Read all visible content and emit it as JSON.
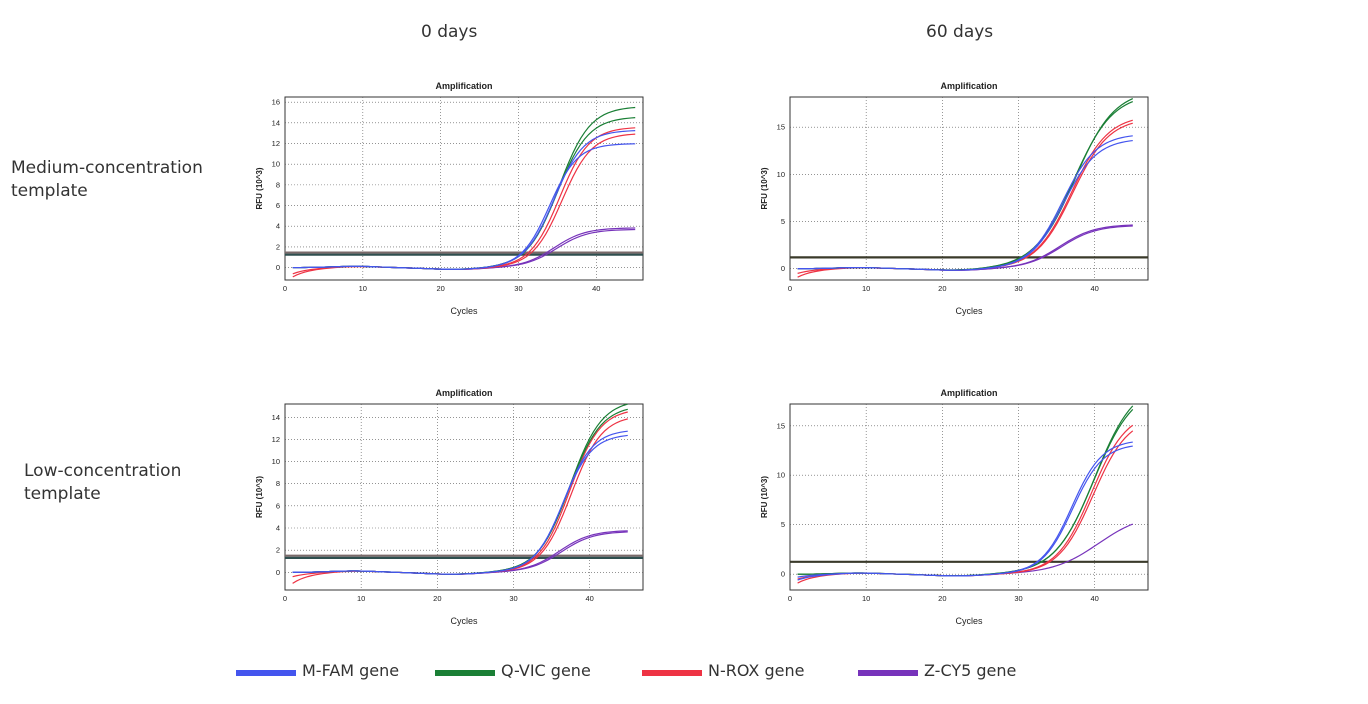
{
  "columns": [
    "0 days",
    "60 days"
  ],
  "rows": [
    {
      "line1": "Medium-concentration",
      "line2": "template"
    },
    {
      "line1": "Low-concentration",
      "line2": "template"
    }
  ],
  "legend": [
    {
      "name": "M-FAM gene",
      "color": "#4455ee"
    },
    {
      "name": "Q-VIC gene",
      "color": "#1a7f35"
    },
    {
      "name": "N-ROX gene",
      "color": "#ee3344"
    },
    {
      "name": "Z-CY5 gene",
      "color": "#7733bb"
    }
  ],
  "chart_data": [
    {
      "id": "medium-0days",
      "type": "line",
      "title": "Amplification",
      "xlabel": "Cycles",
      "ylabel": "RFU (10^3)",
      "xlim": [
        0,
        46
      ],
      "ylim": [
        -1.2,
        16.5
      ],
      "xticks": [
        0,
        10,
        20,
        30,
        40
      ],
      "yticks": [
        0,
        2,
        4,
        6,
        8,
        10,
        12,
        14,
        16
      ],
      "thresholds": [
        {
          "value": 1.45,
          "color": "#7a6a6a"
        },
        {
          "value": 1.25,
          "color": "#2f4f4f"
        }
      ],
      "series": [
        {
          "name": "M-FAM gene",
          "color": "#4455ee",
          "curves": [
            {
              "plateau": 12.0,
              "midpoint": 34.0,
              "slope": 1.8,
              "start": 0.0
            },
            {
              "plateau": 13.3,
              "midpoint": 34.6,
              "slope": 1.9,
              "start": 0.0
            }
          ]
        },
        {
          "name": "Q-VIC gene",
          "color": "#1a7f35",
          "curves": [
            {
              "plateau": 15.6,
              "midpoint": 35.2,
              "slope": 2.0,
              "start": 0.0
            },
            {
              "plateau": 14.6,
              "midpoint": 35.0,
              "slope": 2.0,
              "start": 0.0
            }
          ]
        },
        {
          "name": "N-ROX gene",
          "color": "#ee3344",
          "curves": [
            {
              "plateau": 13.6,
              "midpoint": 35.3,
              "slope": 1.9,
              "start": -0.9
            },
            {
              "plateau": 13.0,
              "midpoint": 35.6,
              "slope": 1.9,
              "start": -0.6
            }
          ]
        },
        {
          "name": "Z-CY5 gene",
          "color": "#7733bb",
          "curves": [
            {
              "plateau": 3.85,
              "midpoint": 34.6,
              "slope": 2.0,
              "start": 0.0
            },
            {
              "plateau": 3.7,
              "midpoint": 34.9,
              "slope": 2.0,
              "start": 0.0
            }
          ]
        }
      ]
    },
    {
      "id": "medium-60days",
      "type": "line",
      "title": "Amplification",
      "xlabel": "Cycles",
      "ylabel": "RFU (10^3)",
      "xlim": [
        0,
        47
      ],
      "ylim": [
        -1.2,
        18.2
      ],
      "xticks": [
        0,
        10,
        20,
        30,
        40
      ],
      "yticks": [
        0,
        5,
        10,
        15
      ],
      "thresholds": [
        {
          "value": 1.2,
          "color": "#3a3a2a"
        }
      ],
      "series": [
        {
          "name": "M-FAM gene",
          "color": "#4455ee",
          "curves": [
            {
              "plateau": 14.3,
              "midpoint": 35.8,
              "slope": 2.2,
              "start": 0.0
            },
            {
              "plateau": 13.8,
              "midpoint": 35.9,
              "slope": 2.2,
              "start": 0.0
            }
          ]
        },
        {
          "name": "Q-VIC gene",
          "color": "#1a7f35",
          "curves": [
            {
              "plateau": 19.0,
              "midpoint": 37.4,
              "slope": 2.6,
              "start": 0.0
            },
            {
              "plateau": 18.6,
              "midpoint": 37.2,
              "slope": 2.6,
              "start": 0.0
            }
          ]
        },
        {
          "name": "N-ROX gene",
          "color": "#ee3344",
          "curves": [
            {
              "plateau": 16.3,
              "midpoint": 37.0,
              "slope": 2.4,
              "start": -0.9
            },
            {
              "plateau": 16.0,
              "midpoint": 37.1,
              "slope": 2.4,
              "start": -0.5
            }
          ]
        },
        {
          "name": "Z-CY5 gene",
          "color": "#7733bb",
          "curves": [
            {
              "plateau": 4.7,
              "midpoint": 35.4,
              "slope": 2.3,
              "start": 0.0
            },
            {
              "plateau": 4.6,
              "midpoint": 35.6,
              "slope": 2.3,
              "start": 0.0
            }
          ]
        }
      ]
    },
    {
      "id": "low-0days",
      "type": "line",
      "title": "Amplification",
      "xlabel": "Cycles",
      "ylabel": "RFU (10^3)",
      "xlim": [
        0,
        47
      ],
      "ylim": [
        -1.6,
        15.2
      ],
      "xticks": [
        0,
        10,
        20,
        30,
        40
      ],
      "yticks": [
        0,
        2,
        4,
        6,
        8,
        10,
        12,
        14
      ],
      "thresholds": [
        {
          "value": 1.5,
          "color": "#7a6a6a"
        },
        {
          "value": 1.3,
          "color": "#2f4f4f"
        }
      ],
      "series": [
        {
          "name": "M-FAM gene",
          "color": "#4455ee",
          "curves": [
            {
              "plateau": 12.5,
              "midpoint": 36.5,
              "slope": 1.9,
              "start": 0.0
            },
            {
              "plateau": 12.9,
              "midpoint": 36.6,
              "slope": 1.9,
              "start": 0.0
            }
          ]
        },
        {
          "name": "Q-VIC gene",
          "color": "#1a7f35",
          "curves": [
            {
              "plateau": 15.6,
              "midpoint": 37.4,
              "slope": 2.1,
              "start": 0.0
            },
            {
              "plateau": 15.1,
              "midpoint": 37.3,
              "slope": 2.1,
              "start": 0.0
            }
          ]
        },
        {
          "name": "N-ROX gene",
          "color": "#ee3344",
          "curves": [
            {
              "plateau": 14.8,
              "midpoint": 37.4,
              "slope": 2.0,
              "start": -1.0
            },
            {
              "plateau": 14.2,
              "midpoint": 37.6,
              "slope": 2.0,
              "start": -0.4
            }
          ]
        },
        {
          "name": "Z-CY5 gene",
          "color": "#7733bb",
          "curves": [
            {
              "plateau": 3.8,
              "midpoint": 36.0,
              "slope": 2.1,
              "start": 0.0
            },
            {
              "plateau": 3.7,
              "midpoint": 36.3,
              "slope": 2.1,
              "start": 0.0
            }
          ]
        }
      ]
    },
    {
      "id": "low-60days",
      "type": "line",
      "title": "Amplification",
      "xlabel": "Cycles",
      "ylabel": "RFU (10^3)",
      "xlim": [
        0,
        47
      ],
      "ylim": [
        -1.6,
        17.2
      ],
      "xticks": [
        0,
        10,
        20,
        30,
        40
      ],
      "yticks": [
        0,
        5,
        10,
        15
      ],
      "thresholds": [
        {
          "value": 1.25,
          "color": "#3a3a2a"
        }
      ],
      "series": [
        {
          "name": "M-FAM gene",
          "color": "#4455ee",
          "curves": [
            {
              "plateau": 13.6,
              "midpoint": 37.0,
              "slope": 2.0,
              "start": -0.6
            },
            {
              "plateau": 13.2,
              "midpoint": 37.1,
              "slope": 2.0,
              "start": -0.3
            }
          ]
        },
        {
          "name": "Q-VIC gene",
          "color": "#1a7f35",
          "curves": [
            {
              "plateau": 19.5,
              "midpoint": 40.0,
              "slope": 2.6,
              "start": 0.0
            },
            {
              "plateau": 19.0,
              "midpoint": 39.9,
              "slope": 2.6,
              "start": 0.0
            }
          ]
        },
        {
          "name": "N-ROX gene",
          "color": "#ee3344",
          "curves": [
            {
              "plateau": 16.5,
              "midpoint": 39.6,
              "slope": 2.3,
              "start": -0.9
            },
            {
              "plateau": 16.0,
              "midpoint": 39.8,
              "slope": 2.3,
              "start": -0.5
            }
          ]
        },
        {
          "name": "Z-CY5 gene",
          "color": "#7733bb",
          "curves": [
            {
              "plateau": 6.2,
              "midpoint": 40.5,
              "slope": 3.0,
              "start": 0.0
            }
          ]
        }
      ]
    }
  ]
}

◇ ◇ ◇ ◇ ◇ ◇ ◇

Problem to work on: Identify the lines of the entries containing the string "value". Copy each such line.

Answer to the task:
          "value": 1.45,
          "value": 1.25,
          "value": 1.2,
          "value": 1.5,
          "value": 1.3,
          "value": 1.25,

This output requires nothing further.